→ **Your objective**: Search the material for the string "JSON", then return every line where it is found.

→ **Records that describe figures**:
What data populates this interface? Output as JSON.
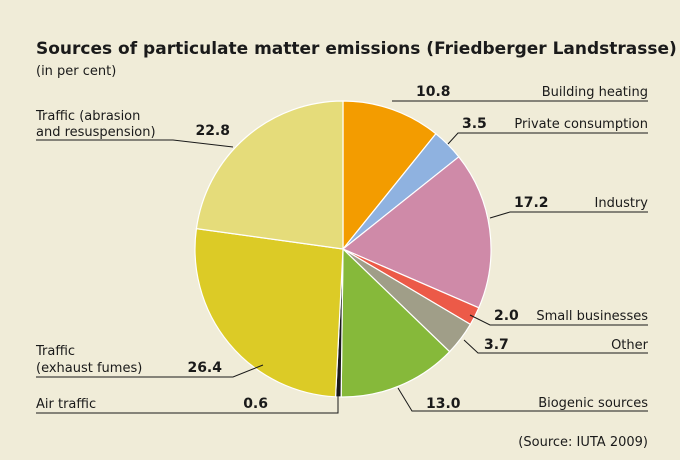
{
  "chart_data": {
    "type": "pie",
    "title": "Sources of particulate matter emissions (Friedberger Landstrasse)",
    "subtitle": "(in per cent)",
    "source": "(Source: IUTA 2009)",
    "slices": [
      {
        "label": [
          "Building heating"
        ],
        "value": 10.8,
        "value_text": "10.8",
        "color": "#f39c00"
      },
      {
        "label": [
          "Private consumption"
        ],
        "value": 3.5,
        "value_text": "3.5",
        "color": "#8fb2e0"
      },
      {
        "label": [
          "Industry"
        ],
        "value": 17.2,
        "value_text": "17.2",
        "color": "#cf8aa8"
      },
      {
        "label": [
          "Small businesses"
        ],
        "value": 2.0,
        "value_text": "2.0",
        "color": "#ec5a48"
      },
      {
        "label": [
          "Other"
        ],
        "value": 3.7,
        "value_text": "3.7",
        "color": "#a09e88"
      },
      {
        "label": [
          "Biogenic sources"
        ],
        "value": 13.0,
        "value_text": "13.0",
        "color": "#86b93a"
      },
      {
        "label": [
          "Air traffic"
        ],
        "value": 0.6,
        "value_text": "0.6",
        "color": "#1a1a1a"
      },
      {
        "label": [
          "Traffic",
          "(exhaust fumes)"
        ],
        "value": 26.4,
        "value_text": "26.4",
        "color": "#dccb26"
      },
      {
        "label": [
          "Traffic (abrasion",
          "and resuspension)"
        ],
        "value": 22.8,
        "value_text": "22.8",
        "color": "#e5dc7a"
      }
    ]
  }
}
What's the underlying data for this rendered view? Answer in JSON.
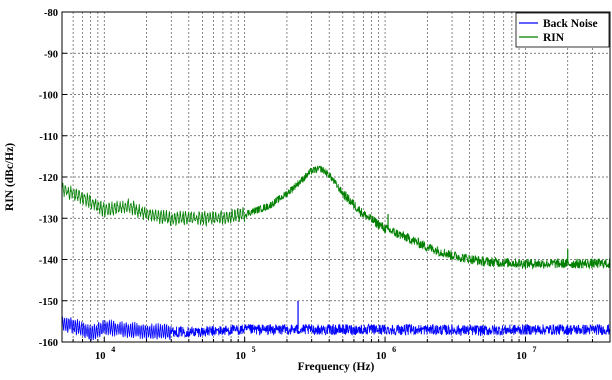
{
  "chart_data": {
    "type": "line",
    "title": "",
    "xlabel": "Frequency (Hz)",
    "ylabel": "RIN (dBc/Hz)",
    "xscale": "log",
    "xlim": [
      5000,
      40000000
    ],
    "ylim": [
      -160,
      -80
    ],
    "grid": true,
    "legend_position": "top-right",
    "yticks": [
      -80,
      -90,
      -100,
      -110,
      -120,
      -130,
      -140,
      -150,
      -160
    ],
    "ytick_labels": [
      "-80",
      "-90",
      "-100",
      "-110",
      "-120",
      "-130",
      "-140",
      "-150",
      "-160"
    ],
    "xticks": [
      10000,
      100000,
      1000000,
      10000000
    ],
    "xtick_base": "10",
    "xtick_exponents": [
      "4",
      "5",
      "6",
      "7"
    ],
    "series": [
      {
        "name": "Back Noise",
        "color": "#0000ff",
        "x": [
          5000,
          6000,
          7000,
          8000,
          10000,
          15000,
          20000,
          30000,
          50000,
          100000,
          200000,
          240000,
          300000,
          500000,
          1000000,
          2000000,
          5000000,
          10000000,
          20000000,
          40000000
        ],
        "y": [
          -155.5,
          -156.0,
          -157.0,
          -158.0,
          -156.5,
          -157.0,
          -157.5,
          -157.5,
          -157.5,
          -157.0,
          -157.0,
          -157.0,
          -157.0,
          -157.0,
          -157.0,
          -157.0,
          -157.2,
          -157.0,
          -157.0,
          -157.0
        ]
      },
      {
        "name": "RIN",
        "color": "#008000",
        "x": [
          5000,
          6000,
          8000,
          10000,
          15000,
          20000,
          30000,
          50000,
          70000,
          100000,
          150000,
          200000,
          250000,
          300000,
          350000,
          400000,
          500000,
          700000,
          1000000,
          1500000,
          2000000,
          3000000,
          5000000,
          10000000,
          20000000,
          40000000
        ],
        "y": [
          -123,
          -124,
          -126,
          -128,
          -127,
          -129,
          -130,
          -130,
          -130,
          -129,
          -127,
          -124,
          -121,
          -118.5,
          -118,
          -119.5,
          -124,
          -129,
          -132.5,
          -135,
          -137,
          -139,
          -140.5,
          -141,
          -141,
          -141
        ]
      }
    ],
    "spikes": [
      {
        "series": "Back Noise",
        "x": 240000,
        "y": -150
      },
      {
        "series": "RIN",
        "x": 1050000,
        "y": -129
      },
      {
        "series": "RIN",
        "x": 20000000,
        "y": -137.5
      }
    ]
  }
}
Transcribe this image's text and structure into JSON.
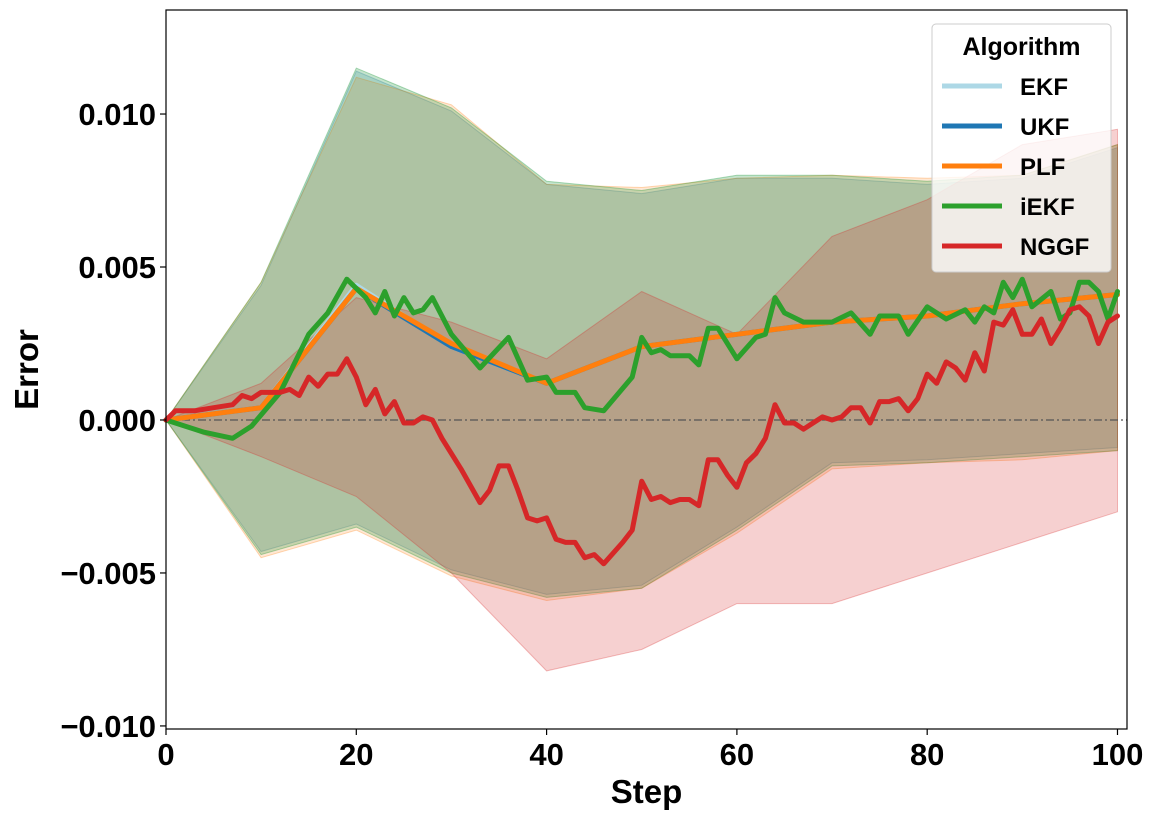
{
  "chart_data": {
    "type": "line",
    "title": "",
    "xlabel": "Step",
    "ylabel": "Error",
    "xlim": [
      0,
      101
    ],
    "ylim": [
      -0.0101,
      0.0134
    ],
    "xticks": [
      0,
      20,
      40,
      60,
      80,
      100
    ],
    "xtick_labels": [
      "0",
      "20",
      "40",
      "60",
      "80",
      "100"
    ],
    "yticks": [
      -0.01,
      -0.005,
      0.0,
      0.005,
      0.01
    ],
    "ytick_labels": [
      "−0.010",
      "−0.005",
      "0.000",
      "0.005",
      "0.010"
    ],
    "reference_line": {
      "y": 0.0,
      "style": "dash-dot",
      "color": "#555555"
    },
    "grid": false,
    "legend": {
      "title": "Algorithm",
      "placement": "top-right"
    },
    "series": [
      {
        "name": "EKF",
        "color": "#add8e6",
        "x": [
          0,
          10,
          20,
          30,
          40,
          50,
          60,
          70,
          80,
          90,
          100
        ],
        "values": [
          0.0,
          0.0004,
          0.0044,
          0.0024,
          0.0012,
          0.0024,
          0.0028,
          0.0032,
          0.0034,
          0.0038,
          0.0041
        ],
        "band_upper": [
          0.0,
          0.0045,
          0.0115,
          0.0102,
          0.0078,
          0.0075,
          0.008,
          0.008,
          0.0078,
          0.008,
          0.009
        ],
        "band_lower": [
          0.0,
          -0.0044,
          -0.0035,
          -0.005,
          -0.0058,
          -0.0055,
          -0.0036,
          -0.0015,
          -0.0014,
          -0.0012,
          -0.001
        ]
      },
      {
        "name": "UKF",
        "color": "#1f77b4",
        "x": [
          0,
          10,
          20,
          30,
          40,
          50,
          60,
          70,
          80,
          90,
          100
        ],
        "values": [
          0.0,
          0.0004,
          0.0043,
          0.0024,
          0.0012,
          0.0024,
          0.0028,
          0.0032,
          0.0034,
          0.0038,
          0.0041
        ],
        "band_upper": [
          0.0,
          0.0044,
          0.0114,
          0.0101,
          0.0077,
          0.0074,
          0.0079,
          0.0079,
          0.0077,
          0.0079,
          0.0089
        ],
        "band_lower": [
          0.0,
          -0.0043,
          -0.0034,
          -0.0049,
          -0.0057,
          -0.0054,
          -0.0035,
          -0.0014,
          -0.0013,
          -0.0011,
          -0.0009
        ]
      },
      {
        "name": "PLF",
        "color": "#ff7f0e",
        "x": [
          0,
          10,
          20,
          30,
          40,
          50,
          60,
          70,
          80,
          90,
          100
        ],
        "values": [
          0.0,
          0.0004,
          0.0043,
          0.0025,
          0.0012,
          0.0024,
          0.0028,
          0.0032,
          0.0034,
          0.0038,
          0.0041
        ],
        "band_upper": [
          0.0,
          0.0045,
          0.0112,
          0.0103,
          0.0077,
          0.0076,
          0.0079,
          0.008,
          0.0079,
          0.008,
          0.009
        ],
        "band_lower": [
          0.0,
          -0.0045,
          -0.0036,
          -0.0051,
          -0.0059,
          -0.0055,
          -0.0037,
          -0.0016,
          -0.0014,
          -0.0013,
          -0.001
        ]
      },
      {
        "name": "iEKF",
        "color": "#2ca02c",
        "x": [
          0,
          2,
          4,
          7,
          9,
          12,
          15,
          17,
          19,
          21,
          22,
          23,
          24,
          25,
          26,
          27,
          28,
          30,
          33,
          36,
          38,
          40,
          41,
          43,
          44,
          46,
          49,
          50,
          51,
          52,
          53,
          55,
          56,
          57,
          58,
          60,
          62,
          63,
          64,
          65,
          67,
          70,
          72,
          74,
          75,
          77,
          78,
          80,
          82,
          84,
          85,
          86,
          87,
          88,
          89,
          90,
          91,
          93,
          94,
          95,
          96,
          97,
          98,
          99,
          100
        ],
        "values": [
          0.0,
          -0.0002,
          -0.0004,
          -0.0006,
          -0.0002,
          0.0009,
          0.0028,
          0.0035,
          0.0046,
          0.004,
          0.0035,
          0.0042,
          0.0034,
          0.004,
          0.0035,
          0.0036,
          0.004,
          0.0028,
          0.0017,
          0.0027,
          0.0013,
          0.0014,
          0.0009,
          0.0009,
          0.0004,
          0.0003,
          0.0014,
          0.0027,
          0.0022,
          0.0023,
          0.0021,
          0.0021,
          0.0018,
          0.003,
          0.003,
          0.002,
          0.0027,
          0.0028,
          0.004,
          0.0035,
          0.0032,
          0.0032,
          0.0035,
          0.0028,
          0.0034,
          0.0034,
          0.0028,
          0.0037,
          0.0033,
          0.0036,
          0.0032,
          0.0037,
          0.0035,
          0.0045,
          0.004,
          0.0046,
          0.0037,
          0.0042,
          0.0033,
          0.0035,
          0.0045,
          0.0045,
          0.0042,
          0.0033,
          0.0042
        ],
        "band_upper": [
          0.0,
          0.0045,
          0.0115,
          0.0102,
          0.0078,
          0.0075,
          0.008,
          0.008,
          0.0078,
          0.008,
          0.009
        ],
        "band_lower": [
          0.0,
          -0.0044,
          -0.0035,
          -0.005,
          -0.0058,
          -0.0055,
          -0.0036,
          -0.0015,
          -0.0014,
          -0.0012,
          -0.001
        ],
        "band_x": [
          0,
          10,
          20,
          30,
          40,
          50,
          60,
          70,
          80,
          90,
          100
        ]
      },
      {
        "name": "NGGF",
        "color": "#d62728",
        "x": [
          0,
          1,
          2,
          3,
          5,
          7,
          8,
          9,
          10,
          11,
          12,
          13,
          14,
          15,
          16,
          17,
          18,
          19,
          20,
          21,
          22,
          23,
          24,
          25,
          26,
          27,
          28,
          29,
          31,
          33,
          34,
          35,
          36,
          37,
          38,
          39,
          40,
          41,
          42,
          43,
          44,
          45,
          46,
          48,
          49,
          50,
          51,
          52,
          53,
          54,
          55,
          56,
          57,
          58,
          59,
          60,
          61,
          62,
          63,
          64,
          65,
          66,
          67,
          68,
          69,
          70,
          71,
          72,
          73,
          74,
          75,
          76,
          77,
          78,
          79,
          80,
          81,
          82,
          83,
          84,
          85,
          86,
          87,
          88,
          89,
          90,
          91,
          92,
          93,
          94,
          95,
          96,
          97,
          98,
          99,
          100
        ],
        "values": [
          0.0,
          0.0003,
          0.0003,
          0.0003,
          0.0004,
          0.0005,
          0.0008,
          0.0007,
          0.0009,
          0.0009,
          0.0009,
          0.001,
          0.0008,
          0.0014,
          0.0011,
          0.0015,
          0.0015,
          0.002,
          0.0014,
          0.0005,
          0.001,
          0.0002,
          0.0006,
          -0.0001,
          -0.0001,
          0.0001,
          0.0,
          -0.0006,
          -0.0016,
          -0.0027,
          -0.0023,
          -0.0015,
          -0.0015,
          -0.0023,
          -0.0032,
          -0.0033,
          -0.0032,
          -0.0039,
          -0.004,
          -0.004,
          -0.0045,
          -0.0044,
          -0.0047,
          -0.004,
          -0.0036,
          -0.002,
          -0.0026,
          -0.0025,
          -0.0027,
          -0.0026,
          -0.0026,
          -0.0028,
          -0.0013,
          -0.0013,
          -0.0018,
          -0.0022,
          -0.0014,
          -0.0011,
          -0.0006,
          0.0005,
          -0.0001,
          -0.0001,
          -0.0003,
          -0.0001,
          0.0001,
          0.0,
          0.0001,
          0.0004,
          0.0004,
          -0.0001,
          0.0006,
          0.0006,
          0.0007,
          0.0003,
          0.0007,
          0.0015,
          0.0012,
          0.0019,
          0.0017,
          0.0013,
          0.0022,
          0.0016,
          0.0032,
          0.0031,
          0.0036,
          0.0028,
          0.0028,
          0.0033,
          0.0025,
          0.003,
          0.0036,
          0.0037,
          0.0034,
          0.0025,
          0.0032,
          0.0034
        ],
        "band_upper": [
          0.0,
          0.0012,
          0.004,
          0.0032,
          0.002,
          0.0042,
          0.0028,
          0.006,
          0.0072,
          0.009,
          0.0095
        ],
        "band_lower": [
          0.0,
          -0.0012,
          -0.0025,
          -0.005,
          -0.0082,
          -0.0075,
          -0.006,
          -0.006,
          -0.005,
          -0.004,
          -0.003
        ],
        "band_x": [
          0,
          10,
          20,
          30,
          40,
          50,
          60,
          70,
          80,
          90,
          100
        ]
      }
    ]
  }
}
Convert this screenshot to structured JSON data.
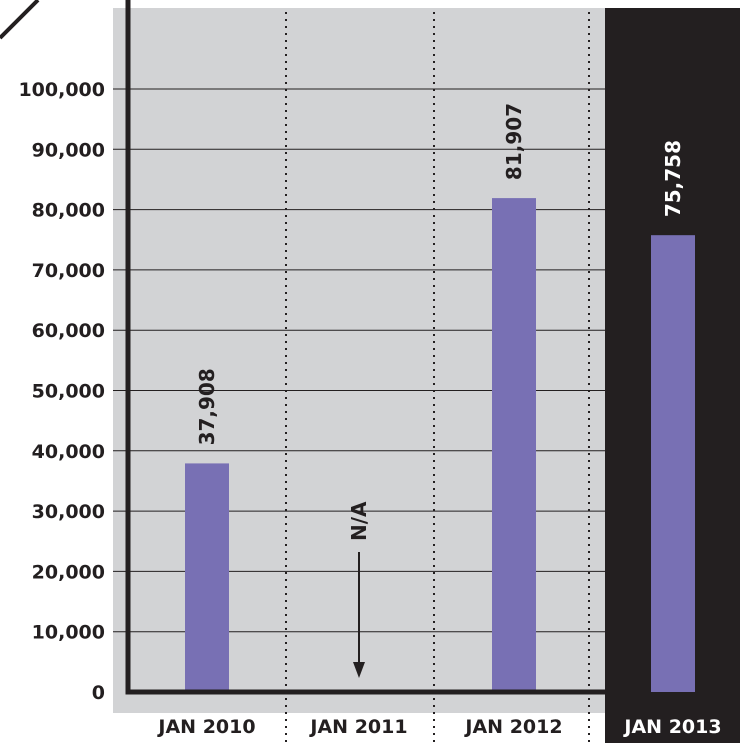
{
  "chart_data": {
    "type": "bar",
    "title": "",
    "xlabel": "",
    "ylabel": "",
    "categories": [
      "JAN 2010",
      "JAN 2011",
      "JAN 2012",
      "JAN 2013"
    ],
    "values": [
      37908,
      null,
      81907,
      75758
    ],
    "data_labels": [
      "37,908",
      "N/A",
      "81,907",
      "75,758"
    ],
    "highlighted_category": "JAN 2013",
    "ylim": [
      0,
      100000
    ],
    "yticks": [
      0,
      10000,
      20000,
      30000,
      40000,
      50000,
      60000,
      70000,
      80000,
      90000,
      100000
    ],
    "ytick_labels": [
      "0",
      "10,000",
      "20,000",
      "30,000",
      "40,000",
      "50,000",
      "60,000",
      "70,000",
      "80,000",
      "90,000",
      "100,000"
    ],
    "grid": true,
    "legend": "none",
    "colors": {
      "bar": "#7870b4",
      "plot_background": "#d2d3d5",
      "highlight_background": "#231f20",
      "axis": "#231f20",
      "text": "#231f20",
      "highlight_text": "#ffffff"
    }
  }
}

→ **The output**:
What data populates this interface? Output as JSON.
What's the underlying data for this rendered view? Answer in JSON.
Transcribe this image's text and structure into JSON.
Convert this screenshot to structured JSON data.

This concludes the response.